Exercise description: Find the string "name" and gather every line that holds it.

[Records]
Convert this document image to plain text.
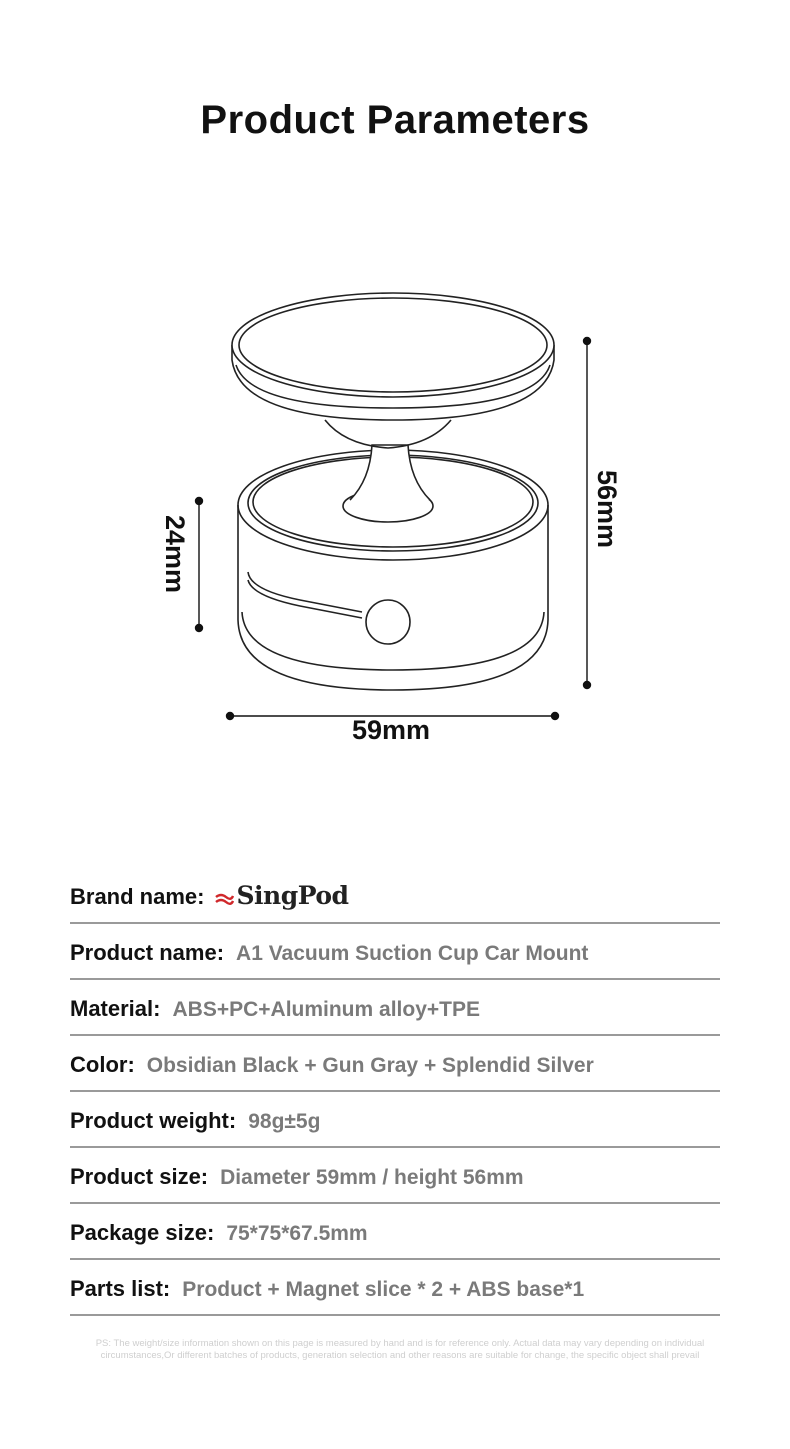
Product Parameters
59mm
56mm
24mm
Brand name: SingPod
Product name: A1 Vacuum Suction Cup Car Mount
Material: ABS+PC+Aluminum alloy+TPE
Color: Obsidian Black + Gun Gray + Splendid Silver
Product weight: 98g±5g
Product size: Diameter 59mm / height 56mm
Package size: 75*75*67.5mm
Parts list: Product + Magnet slice * 2 + ABS base*1
PS: The weight/size information shown on this page is measured by hand and is for reference only. Actual data may vary depending on individual circumstances,Or different batches of products, generation selection and other reasons are suitable for change, the specific object shall prevail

Full answer:
Brand name: SingPod
Product name: A1 Vacuum Suction Cup Car Mount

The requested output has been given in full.